## Task
List all the lines in these records that hold "image".

(Figure data in JSON)

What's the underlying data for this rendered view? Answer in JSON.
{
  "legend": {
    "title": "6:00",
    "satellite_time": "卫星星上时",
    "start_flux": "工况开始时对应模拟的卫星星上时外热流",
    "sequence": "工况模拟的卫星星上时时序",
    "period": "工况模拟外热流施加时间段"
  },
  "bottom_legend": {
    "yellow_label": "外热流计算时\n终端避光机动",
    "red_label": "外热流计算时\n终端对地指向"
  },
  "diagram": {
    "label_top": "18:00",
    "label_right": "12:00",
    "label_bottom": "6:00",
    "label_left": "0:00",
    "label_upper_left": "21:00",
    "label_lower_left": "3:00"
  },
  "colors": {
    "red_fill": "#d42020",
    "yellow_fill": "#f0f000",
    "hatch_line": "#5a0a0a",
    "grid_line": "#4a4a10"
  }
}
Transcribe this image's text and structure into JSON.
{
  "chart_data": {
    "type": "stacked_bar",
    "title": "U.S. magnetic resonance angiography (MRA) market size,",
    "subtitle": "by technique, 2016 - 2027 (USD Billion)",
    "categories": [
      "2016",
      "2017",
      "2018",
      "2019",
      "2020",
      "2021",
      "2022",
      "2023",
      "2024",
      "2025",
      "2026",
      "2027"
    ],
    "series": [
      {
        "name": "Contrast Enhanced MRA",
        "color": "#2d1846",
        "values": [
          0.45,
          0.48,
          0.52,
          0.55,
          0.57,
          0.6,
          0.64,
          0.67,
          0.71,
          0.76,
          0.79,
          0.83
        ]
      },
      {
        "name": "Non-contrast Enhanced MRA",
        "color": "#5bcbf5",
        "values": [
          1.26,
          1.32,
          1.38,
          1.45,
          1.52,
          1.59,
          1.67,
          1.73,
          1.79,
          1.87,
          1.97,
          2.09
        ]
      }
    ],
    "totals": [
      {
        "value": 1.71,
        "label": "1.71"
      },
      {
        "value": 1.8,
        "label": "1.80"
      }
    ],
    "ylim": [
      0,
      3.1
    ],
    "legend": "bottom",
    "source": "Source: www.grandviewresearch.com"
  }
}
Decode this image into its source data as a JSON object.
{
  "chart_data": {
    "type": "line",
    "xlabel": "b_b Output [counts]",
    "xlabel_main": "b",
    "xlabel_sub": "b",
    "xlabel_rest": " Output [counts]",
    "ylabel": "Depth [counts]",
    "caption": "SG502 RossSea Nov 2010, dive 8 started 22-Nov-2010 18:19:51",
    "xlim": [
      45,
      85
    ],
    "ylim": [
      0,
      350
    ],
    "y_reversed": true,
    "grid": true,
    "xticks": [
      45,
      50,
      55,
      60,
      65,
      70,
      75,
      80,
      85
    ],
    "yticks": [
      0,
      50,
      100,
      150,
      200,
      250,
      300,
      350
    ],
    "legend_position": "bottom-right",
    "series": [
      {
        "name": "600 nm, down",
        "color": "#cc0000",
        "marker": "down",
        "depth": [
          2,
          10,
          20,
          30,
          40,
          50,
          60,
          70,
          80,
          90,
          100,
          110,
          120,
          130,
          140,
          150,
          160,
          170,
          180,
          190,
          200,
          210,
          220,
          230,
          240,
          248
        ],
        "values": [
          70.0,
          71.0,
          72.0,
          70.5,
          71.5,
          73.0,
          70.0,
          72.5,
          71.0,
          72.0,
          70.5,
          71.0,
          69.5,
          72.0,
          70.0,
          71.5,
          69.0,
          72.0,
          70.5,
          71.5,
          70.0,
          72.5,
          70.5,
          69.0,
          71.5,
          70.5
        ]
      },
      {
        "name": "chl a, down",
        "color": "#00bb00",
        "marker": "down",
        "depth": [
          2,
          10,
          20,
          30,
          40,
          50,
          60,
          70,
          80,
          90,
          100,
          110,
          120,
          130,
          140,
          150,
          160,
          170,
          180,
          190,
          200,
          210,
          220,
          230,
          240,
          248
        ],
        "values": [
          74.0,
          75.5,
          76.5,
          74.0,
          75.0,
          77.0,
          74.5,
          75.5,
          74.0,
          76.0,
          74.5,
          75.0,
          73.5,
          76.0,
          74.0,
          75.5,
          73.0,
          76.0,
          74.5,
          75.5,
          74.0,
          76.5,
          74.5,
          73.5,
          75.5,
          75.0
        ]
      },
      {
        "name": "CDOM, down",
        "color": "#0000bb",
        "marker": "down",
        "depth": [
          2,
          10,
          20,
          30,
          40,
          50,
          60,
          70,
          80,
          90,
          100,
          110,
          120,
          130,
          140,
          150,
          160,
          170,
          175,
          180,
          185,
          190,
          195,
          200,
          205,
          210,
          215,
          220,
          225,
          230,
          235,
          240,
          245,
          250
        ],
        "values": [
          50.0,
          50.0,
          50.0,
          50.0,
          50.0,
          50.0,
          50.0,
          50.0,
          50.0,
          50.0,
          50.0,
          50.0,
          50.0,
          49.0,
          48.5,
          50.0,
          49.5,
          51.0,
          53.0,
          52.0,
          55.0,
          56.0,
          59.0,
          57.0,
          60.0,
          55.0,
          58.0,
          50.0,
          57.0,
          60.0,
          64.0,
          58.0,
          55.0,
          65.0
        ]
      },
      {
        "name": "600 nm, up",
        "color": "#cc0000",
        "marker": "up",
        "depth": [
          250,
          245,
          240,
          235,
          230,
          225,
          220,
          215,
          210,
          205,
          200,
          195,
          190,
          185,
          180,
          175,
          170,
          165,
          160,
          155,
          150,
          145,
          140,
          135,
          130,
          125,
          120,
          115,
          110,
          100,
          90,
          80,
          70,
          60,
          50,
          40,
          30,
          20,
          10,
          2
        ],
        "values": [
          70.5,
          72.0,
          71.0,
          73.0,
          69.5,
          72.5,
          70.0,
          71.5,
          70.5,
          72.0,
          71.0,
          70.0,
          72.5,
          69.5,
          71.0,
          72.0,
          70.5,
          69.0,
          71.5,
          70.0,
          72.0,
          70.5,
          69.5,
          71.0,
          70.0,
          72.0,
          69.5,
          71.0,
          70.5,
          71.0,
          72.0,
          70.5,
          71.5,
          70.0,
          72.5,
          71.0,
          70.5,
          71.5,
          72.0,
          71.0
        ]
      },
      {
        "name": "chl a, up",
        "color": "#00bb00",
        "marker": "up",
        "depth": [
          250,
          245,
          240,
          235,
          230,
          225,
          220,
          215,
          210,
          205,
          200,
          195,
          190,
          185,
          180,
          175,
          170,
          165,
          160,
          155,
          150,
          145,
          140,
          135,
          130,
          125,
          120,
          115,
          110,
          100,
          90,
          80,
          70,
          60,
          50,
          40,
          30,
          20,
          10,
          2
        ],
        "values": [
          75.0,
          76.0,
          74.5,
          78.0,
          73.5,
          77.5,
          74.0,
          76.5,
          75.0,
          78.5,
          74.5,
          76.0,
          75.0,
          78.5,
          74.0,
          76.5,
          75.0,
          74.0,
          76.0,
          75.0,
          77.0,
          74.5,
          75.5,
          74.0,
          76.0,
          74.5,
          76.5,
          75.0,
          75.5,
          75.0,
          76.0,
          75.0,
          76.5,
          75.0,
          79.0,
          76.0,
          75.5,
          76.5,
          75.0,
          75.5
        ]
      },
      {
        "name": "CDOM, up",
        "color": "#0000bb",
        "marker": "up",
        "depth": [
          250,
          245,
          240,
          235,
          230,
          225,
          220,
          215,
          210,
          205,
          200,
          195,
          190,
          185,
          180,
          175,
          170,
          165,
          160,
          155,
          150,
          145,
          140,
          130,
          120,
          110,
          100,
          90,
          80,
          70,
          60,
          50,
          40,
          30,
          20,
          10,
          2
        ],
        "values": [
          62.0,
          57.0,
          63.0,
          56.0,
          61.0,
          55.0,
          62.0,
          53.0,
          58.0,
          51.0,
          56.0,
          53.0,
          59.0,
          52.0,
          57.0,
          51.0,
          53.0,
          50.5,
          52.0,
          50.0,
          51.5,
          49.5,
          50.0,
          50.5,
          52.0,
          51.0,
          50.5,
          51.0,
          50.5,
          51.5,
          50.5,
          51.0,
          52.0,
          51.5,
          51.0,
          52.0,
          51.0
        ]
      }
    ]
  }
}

## Exercise response
Transcribe this image's text and structure into JSON.
Decode this image into its source data as a JSON object.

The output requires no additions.